Amazzonia, il cardinale Steiner eletto nuovo presidente della CEAMA
Vatican News
La Conferenza Ecclesiale dell’Amazzonia (CEAMA), che fino al 20 marzo è riunita a Bogotà, in Colombia per la VI Assemblea Generale, ha eletto ieri, 18 marzo, il suo nuovo presidente per il periodo 2026–2030: il cardinale Leonardo Ulrich Steiner, attuale arcivescovo metropolita di Manaus (Brasile). L'elezione si è svolta in un clima di discernimento, comunione e impegno verso la missione della Chiesa in Amazzonia.
Una scelta inserita nel processo sinodale della Chiesa in Amazzonia
La sua elezione a presidente – sottolinea la CEAMA in una nota – rappresenta un passo significativo nella continuità del processo sinodale della Chiesa in Amazzonia. La sua esperienza pastorale, la sua identità francescana e il suo impegno nei confronti delle popolazioni indigene rafforzano il cammino di una Chiesa dal volto amazzonico, vicina, profetica e incarnata nei territori.

========

◆ PARTI DELL'ESERCIZIO
**a.** Rispondi a queste domande sull'articolo sull'elezione alla CEAMA:
(i) In quale città è riunita la CEAMA per la VI Assemblea Generale?
(ii) Per quale periodo è stato eletto il nuovo presidente?
(iii) Quale identità del cardinale cita la nota della CEAMA, oltre alla sua esperienza pastorale?
**b.** Nell'articolo sull'elezione alla CEAMA, riscrivi il brano da "Amazzonia, il cardinale" a "missione della Chiesa in Amazzonia." sostituendo "cardinale" con "porporato".

========

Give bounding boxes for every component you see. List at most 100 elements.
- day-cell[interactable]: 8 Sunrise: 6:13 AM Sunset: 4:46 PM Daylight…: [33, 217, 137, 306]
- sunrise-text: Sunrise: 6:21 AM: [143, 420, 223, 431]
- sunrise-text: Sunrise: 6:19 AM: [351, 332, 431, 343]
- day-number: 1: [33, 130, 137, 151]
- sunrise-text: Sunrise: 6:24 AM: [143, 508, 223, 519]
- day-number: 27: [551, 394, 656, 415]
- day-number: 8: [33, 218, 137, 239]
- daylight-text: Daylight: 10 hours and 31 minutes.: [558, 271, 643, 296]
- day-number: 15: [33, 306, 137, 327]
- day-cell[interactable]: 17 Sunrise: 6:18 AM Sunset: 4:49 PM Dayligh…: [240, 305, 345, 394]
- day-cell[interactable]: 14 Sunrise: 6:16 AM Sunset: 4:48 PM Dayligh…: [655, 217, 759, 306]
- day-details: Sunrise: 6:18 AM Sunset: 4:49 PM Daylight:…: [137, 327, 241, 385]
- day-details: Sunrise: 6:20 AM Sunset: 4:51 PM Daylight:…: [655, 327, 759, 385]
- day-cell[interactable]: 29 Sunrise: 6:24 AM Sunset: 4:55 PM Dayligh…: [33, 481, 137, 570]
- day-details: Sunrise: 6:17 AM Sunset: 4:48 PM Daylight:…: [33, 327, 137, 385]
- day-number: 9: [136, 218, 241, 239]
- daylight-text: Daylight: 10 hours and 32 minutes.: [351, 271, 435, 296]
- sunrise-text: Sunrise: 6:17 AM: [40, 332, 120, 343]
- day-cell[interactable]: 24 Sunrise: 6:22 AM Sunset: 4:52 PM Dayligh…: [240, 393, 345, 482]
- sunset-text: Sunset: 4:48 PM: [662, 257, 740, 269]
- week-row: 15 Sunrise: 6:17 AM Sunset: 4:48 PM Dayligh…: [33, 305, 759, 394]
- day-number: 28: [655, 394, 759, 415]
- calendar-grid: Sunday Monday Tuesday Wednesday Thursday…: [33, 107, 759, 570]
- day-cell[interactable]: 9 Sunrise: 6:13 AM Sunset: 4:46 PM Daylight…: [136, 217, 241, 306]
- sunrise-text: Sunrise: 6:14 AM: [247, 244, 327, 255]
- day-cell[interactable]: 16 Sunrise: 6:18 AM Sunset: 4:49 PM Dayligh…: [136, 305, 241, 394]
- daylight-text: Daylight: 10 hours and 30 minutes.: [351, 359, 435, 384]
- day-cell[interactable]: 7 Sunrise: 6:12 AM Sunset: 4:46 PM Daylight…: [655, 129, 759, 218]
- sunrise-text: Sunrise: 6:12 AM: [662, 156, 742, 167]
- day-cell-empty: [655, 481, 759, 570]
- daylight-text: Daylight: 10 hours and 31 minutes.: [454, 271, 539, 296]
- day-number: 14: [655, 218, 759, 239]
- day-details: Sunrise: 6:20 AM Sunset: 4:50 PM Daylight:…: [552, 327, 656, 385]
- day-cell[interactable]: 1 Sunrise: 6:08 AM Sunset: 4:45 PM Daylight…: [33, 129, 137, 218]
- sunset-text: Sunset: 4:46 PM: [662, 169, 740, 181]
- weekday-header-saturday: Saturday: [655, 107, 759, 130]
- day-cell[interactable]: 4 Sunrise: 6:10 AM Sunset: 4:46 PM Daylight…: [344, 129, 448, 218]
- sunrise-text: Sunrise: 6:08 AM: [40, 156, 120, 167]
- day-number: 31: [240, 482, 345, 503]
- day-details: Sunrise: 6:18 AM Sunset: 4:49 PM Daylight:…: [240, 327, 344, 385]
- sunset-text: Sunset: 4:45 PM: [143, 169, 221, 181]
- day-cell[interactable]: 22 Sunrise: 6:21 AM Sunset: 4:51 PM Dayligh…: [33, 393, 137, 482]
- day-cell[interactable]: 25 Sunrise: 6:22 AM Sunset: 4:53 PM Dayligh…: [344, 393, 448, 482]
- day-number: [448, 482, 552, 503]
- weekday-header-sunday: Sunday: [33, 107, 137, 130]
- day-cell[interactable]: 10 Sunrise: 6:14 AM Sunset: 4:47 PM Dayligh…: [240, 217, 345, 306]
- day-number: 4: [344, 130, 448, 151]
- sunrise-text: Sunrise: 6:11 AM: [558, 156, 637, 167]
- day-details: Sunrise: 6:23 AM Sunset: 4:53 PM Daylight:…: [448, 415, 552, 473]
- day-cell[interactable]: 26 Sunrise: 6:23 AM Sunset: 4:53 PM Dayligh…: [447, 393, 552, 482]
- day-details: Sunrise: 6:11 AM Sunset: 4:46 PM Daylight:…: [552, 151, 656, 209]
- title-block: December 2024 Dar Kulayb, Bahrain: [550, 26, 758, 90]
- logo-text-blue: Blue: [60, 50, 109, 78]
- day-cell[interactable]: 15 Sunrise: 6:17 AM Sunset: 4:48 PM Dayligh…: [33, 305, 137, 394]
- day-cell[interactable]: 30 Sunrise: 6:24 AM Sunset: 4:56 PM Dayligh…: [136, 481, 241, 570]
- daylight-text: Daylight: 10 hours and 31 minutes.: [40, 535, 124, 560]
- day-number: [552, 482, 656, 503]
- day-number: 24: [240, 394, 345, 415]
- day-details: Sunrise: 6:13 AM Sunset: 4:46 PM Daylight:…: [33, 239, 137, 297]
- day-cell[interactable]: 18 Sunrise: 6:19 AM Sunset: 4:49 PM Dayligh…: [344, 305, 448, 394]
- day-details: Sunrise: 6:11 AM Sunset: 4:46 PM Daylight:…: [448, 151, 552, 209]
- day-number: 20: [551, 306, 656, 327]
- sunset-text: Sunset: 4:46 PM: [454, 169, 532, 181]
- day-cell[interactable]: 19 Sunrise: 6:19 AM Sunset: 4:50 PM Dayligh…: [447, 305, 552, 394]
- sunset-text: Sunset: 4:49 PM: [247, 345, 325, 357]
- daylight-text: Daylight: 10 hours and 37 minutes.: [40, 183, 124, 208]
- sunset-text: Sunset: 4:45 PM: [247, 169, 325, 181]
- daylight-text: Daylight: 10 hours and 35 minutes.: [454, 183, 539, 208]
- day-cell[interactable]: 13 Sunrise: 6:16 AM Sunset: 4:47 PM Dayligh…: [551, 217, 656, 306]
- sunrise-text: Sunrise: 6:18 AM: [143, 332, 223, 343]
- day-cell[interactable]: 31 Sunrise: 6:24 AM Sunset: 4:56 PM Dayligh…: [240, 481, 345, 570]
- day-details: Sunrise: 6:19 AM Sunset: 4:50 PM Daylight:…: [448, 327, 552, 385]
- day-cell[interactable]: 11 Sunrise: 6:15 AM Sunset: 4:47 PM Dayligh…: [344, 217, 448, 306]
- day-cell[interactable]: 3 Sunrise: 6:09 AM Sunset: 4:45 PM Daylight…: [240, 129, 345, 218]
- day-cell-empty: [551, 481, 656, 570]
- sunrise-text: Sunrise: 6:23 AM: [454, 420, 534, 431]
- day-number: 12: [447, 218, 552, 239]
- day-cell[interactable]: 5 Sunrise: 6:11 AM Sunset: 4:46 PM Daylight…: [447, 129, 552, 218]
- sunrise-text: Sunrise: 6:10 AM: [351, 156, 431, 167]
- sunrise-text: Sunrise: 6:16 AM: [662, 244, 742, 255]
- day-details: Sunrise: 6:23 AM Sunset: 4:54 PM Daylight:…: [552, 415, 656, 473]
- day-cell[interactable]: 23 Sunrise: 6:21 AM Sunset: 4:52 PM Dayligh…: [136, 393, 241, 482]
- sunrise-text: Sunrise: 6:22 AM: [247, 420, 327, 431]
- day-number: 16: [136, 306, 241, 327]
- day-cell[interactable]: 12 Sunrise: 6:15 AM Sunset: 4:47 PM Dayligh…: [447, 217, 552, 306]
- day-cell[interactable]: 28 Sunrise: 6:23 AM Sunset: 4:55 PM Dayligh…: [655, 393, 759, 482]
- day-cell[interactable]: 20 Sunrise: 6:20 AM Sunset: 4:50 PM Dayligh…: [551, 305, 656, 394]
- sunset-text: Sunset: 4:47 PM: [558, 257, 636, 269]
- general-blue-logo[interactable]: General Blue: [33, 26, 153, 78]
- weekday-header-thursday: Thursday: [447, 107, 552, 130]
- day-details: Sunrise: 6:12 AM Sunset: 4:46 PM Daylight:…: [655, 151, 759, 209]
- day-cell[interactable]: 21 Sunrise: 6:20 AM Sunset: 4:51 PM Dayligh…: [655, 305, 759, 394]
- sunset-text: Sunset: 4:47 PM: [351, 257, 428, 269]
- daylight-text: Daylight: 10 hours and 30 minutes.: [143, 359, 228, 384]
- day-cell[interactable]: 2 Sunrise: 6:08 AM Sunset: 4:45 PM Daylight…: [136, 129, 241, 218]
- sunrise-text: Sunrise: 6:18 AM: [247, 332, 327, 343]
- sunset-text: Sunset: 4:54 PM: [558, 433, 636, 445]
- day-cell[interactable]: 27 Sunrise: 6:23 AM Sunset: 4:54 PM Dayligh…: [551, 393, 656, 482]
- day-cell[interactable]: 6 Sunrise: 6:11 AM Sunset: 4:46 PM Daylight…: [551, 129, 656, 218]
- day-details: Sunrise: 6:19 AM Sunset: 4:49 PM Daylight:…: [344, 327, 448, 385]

========

◆ RISPOSTE FORNITE
**a.**
(i) A Bogotà, in Colombia.
(ii) Per il periodo 2026–2030.
(iii) La sua identità francescana.

**b.**
Amazzonia, il porporato Steiner eletto nuovo presidente della CEAMA
Vatican News
La Conferenza Ecclesiale dell’Amazzonia (CEAMA), che fino al 20 marzo è riunita a Bogotà, in Colombia per la VI Assemblea Generale, ha eletto ieri, 18 marzo, il suo nuovo presidente per il periodo 2026–2030: il porporato Leonardo Ulrich Steiner, attuale arcivescovo metropolita di Manaus (Brasile). L'elezione si è svolta in un clima di discernimento, comunione e impegno verso la missione della Chiesa in Amazzonia.